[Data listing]
※ ※ ※

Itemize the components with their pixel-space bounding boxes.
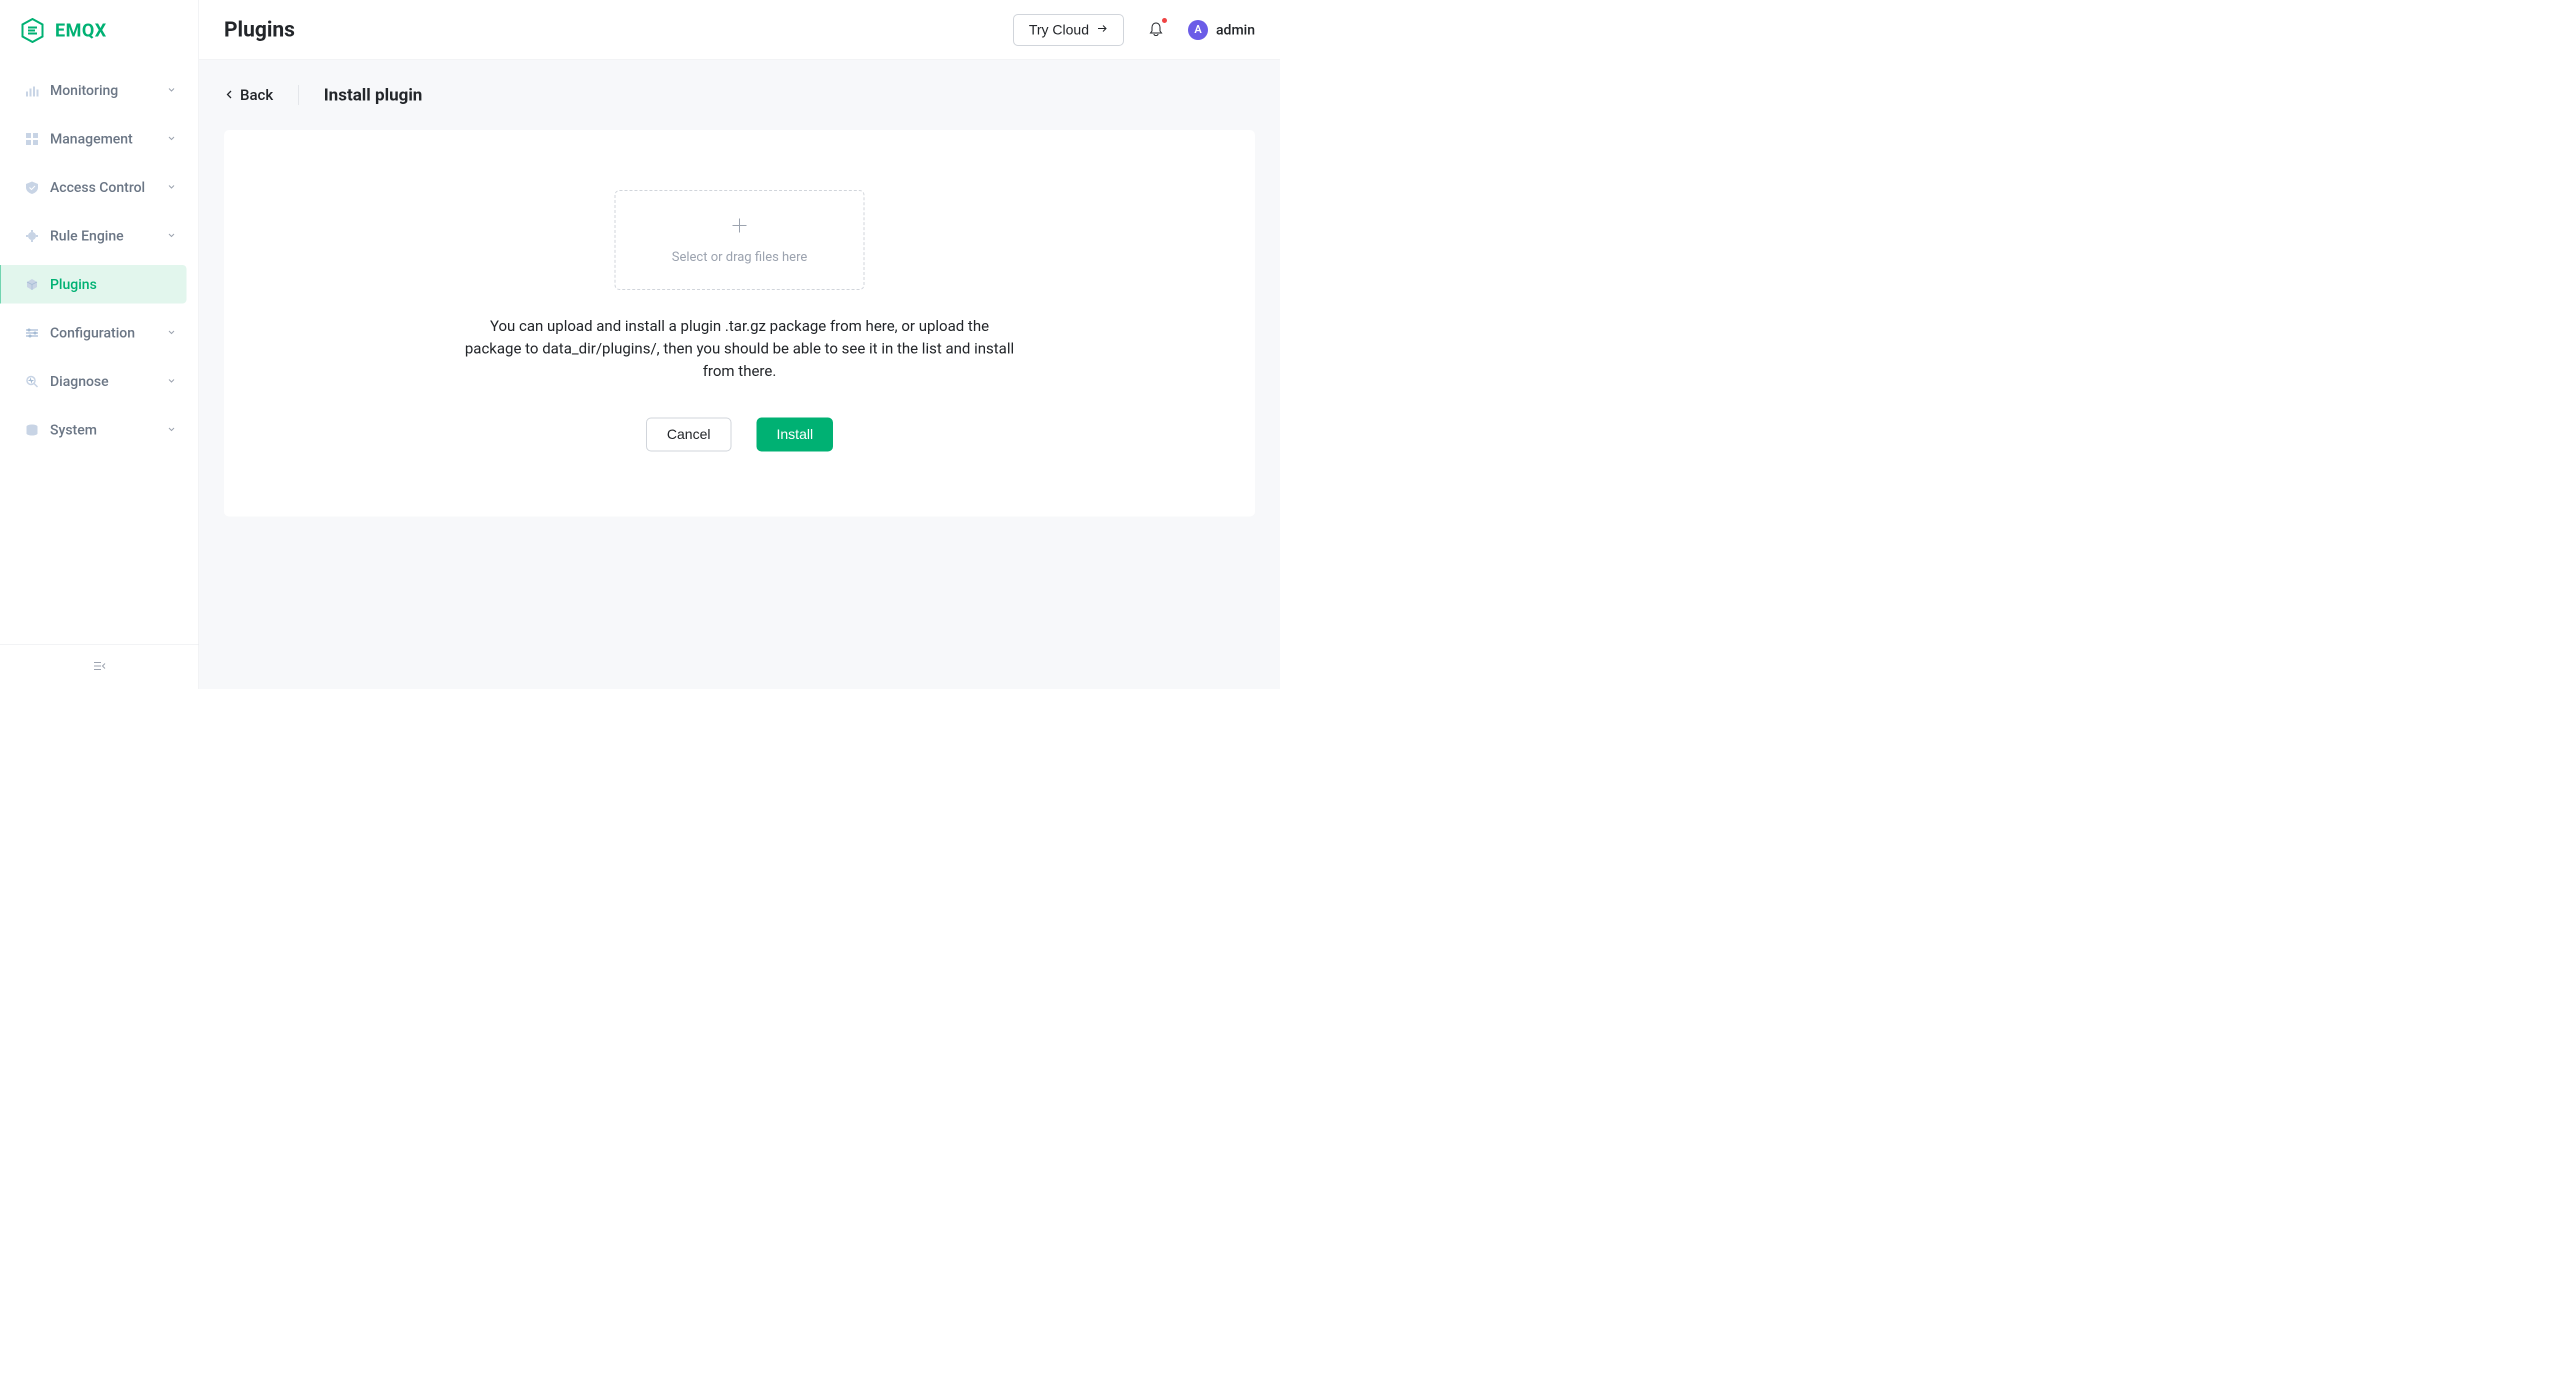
management-icon	[24, 131, 40, 147]
sidebar-item-label: Rule Engine	[50, 228, 167, 245]
divider	[298, 85, 299, 105]
page-title: Plugins	[224, 18, 1013, 43]
sidebar-item-configuration[interactable]: Configuration	[12, 314, 187, 353]
brand-logo-icon	[20, 18, 45, 43]
chevron-down-icon	[167, 327, 177, 339]
sidebar-item-label: Plugins	[50, 276, 177, 293]
plugins-icon	[24, 276, 40, 292]
sidebar-item-plugins[interactable]: Plugins	[0, 265, 187, 304]
chevron-down-icon	[167, 230, 177, 242]
back-label: Back	[240, 86, 273, 104]
nav: Monitoring Management Access Control	[0, 61, 199, 644]
sidebar-item-label: Management	[50, 131, 167, 148]
help-text: You can upload and install a plugin .tar…	[465, 315, 1015, 383]
install-button[interactable]: Install	[757, 418, 834, 452]
username: admin	[1216, 22, 1255, 39]
access-control-icon	[24, 179, 40, 195]
sidebar-item-access-control[interactable]: Access Control	[12, 168, 187, 207]
page-subtitle: Install plugin	[324, 85, 423, 105]
collapse-icon	[92, 658, 107, 675]
notification-dot	[1162, 18, 1167, 23]
sidebar-item-monitoring[interactable]: Monitoring	[12, 71, 187, 110]
back-button[interactable]: Back	[224, 86, 273, 104]
cancel-button[interactable]: Cancel	[646, 418, 732, 452]
sidebar-item-diagnose[interactable]: Diagnose	[12, 362, 187, 401]
sidebar-item-label: Monitoring	[50, 82, 167, 99]
button-row: Cancel Install	[646, 418, 833, 452]
sidebar-item-label: Access Control	[50, 179, 167, 196]
rule-engine-icon	[24, 228, 40, 244]
try-cloud-label: Try Cloud	[1029, 22, 1089, 38]
chevron-down-icon	[167, 181, 177, 193]
avatar: A	[1188, 20, 1208, 40]
header: Plugins Try Cloud A admin	[199, 0, 1280, 60]
logo[interactable]: EMQX	[0, 0, 199, 61]
page-header: Back Install plugin	[224, 85, 1255, 105]
sidebar-collapse-button[interactable]	[0, 644, 199, 689]
arrow-right-icon	[1096, 22, 1108, 38]
upload-dropzone[interactable]: Select or drag files here	[615, 190, 865, 290]
upload-text: Select or drag files here	[672, 250, 808, 265]
main: Plugins Try Cloud A admin	[199, 0, 1280, 689]
sidebar-item-label: Configuration	[50, 325, 167, 342]
sidebar-item-label: Diagnose	[50, 373, 167, 390]
sidebar-item-system[interactable]: System	[12, 411, 187, 450]
chevron-down-icon	[167, 84, 177, 96]
chevron-down-icon	[167, 133, 177, 145]
monitoring-icon	[24, 82, 40, 98]
sidebar-item-label: System	[50, 422, 167, 439]
content: Back Install plugin Select or drag files…	[199, 60, 1280, 689]
plus-icon	[730, 216, 750, 238]
bell-icon	[1148, 29, 1164, 39]
configuration-icon	[24, 325, 40, 341]
diagnose-icon	[24, 373, 40, 389]
sidebar: EMQX Monitoring Management	[0, 0, 199, 689]
install-card: Select or drag files here You can upload…	[224, 130, 1255, 517]
try-cloud-button[interactable]: Try Cloud	[1013, 14, 1124, 46]
brand-name: EMQX	[55, 20, 107, 41]
chevron-left-icon	[224, 86, 235, 104]
system-icon	[24, 422, 40, 438]
chevron-down-icon	[167, 375, 177, 387]
user-menu[interactable]: A admin	[1188, 20, 1255, 40]
notifications-button[interactable]	[1144, 17, 1168, 43]
chevron-down-icon	[167, 424, 177, 436]
sidebar-item-management[interactable]: Management	[12, 120, 187, 159]
sidebar-item-rule-engine[interactable]: Rule Engine	[12, 217, 187, 256]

※ ※ ※

» WHAT THIS TASK INVOLVES
Copy out every row above word for word, leaving out the picture.

» EXERCISE ANSWER
Itemize the components with their pixel-space bounding boxes.
management-icon	[24, 131, 40, 147]
sidebar-item-label: Rule Engine	[50, 228, 167, 245]
divider	[298, 85, 299, 105]
page-title: Plugins	[224, 18, 1013, 43]
sidebar-item-configuration[interactable]: Configuration	[12, 314, 187, 353]
brand-logo-icon	[20, 18, 45, 43]
chevron-down-icon	[167, 327, 177, 339]
sidebar-item-label: Plugins	[50, 276, 177, 293]
plugins-icon	[24, 276, 40, 292]
sidebar-item-plugins[interactable]: Plugins	[0, 265, 187, 304]
chevron-down-icon	[167, 230, 177, 242]
back-label: Back	[240, 86, 273, 104]
nav: Monitoring Management Access Control	[0, 61, 199, 644]
sidebar-item-label: Management	[50, 131, 167, 148]
help-text: You can upload and install a plugin .tar…	[465, 315, 1015, 383]
install-button[interactable]: Install	[757, 418, 834, 452]
username: admin	[1216, 22, 1255, 39]
access-control-icon	[24, 179, 40, 195]
sidebar-item-access-control[interactable]: Access Control	[12, 168, 187, 207]
page-subtitle: Install plugin	[324, 85, 423, 105]
collapse-icon	[92, 658, 107, 675]
notification-dot	[1162, 18, 1167, 23]
sidebar-item-monitoring[interactable]: Monitoring	[12, 71, 187, 110]
back-button[interactable]: Back	[224, 86, 273, 104]
cancel-button[interactable]: Cancel	[646, 418, 732, 452]
sidebar-item-diagnose[interactable]: Diagnose	[12, 362, 187, 401]
sidebar-item-label: Monitoring	[50, 82, 167, 99]
button-row: Cancel Install	[646, 418, 833, 452]
sidebar-item-label: Access Control	[50, 179, 167, 196]
rule-engine-icon	[24, 228, 40, 244]
try-cloud-label: Try Cloud	[1029, 22, 1089, 38]
chevron-down-icon	[167, 181, 177, 193]
avatar: A	[1188, 20, 1208, 40]
header: Plugins Try Cloud A admin	[199, 0, 1280, 60]
logo[interactable]: EMQX	[0, 0, 199, 61]
page-header: Back Install plugin	[224, 85, 1255, 105]
sidebar-collapse-button[interactable]	[0, 644, 199, 689]
arrow-right-icon	[1096, 22, 1108, 38]
upload-dropzone[interactable]: Select or drag files here	[615, 190, 865, 290]
upload-text: Select or drag files here	[672, 250, 808, 265]
main: Plugins Try Cloud A admin	[199, 0, 1280, 689]
sidebar-item-label: Configuration	[50, 325, 167, 342]
sidebar-item-label: Diagnose	[50, 373, 167, 390]
sidebar-item-system[interactable]: System	[12, 411, 187, 450]
chevron-down-icon	[167, 84, 177, 96]
chevron-down-icon	[167, 133, 177, 145]
monitoring-icon	[24, 82, 40, 98]
sidebar-item-label: System	[50, 422, 167, 439]
content: Back Install plugin Select or drag files…	[199, 60, 1280, 689]
plus-icon	[730, 216, 750, 238]
bell-icon	[1148, 29, 1164, 39]
configuration-icon	[24, 325, 40, 341]
diagnose-icon	[24, 373, 40, 389]
sidebar: EMQX Monitoring Management	[0, 0, 199, 689]
install-card: Select or drag files here You can upload…	[224, 130, 1255, 517]
try-cloud-button[interactable]: Try Cloud	[1013, 14, 1124, 46]
brand-name: EMQX	[55, 20, 107, 41]
chevron-left-icon	[224, 86, 235, 104]
system-icon	[24, 422, 40, 438]
chevron-down-icon	[167, 375, 177, 387]
user-menu[interactable]: A admin	[1188, 20, 1255, 40]
notifications-button[interactable]	[1144, 17, 1168, 43]
chevron-down-icon	[167, 424, 177, 436]
sidebar-item-management[interactable]: Management	[12, 120, 187, 159]
sidebar-item-rule-engine[interactable]: Rule Engine	[12, 217, 187, 256]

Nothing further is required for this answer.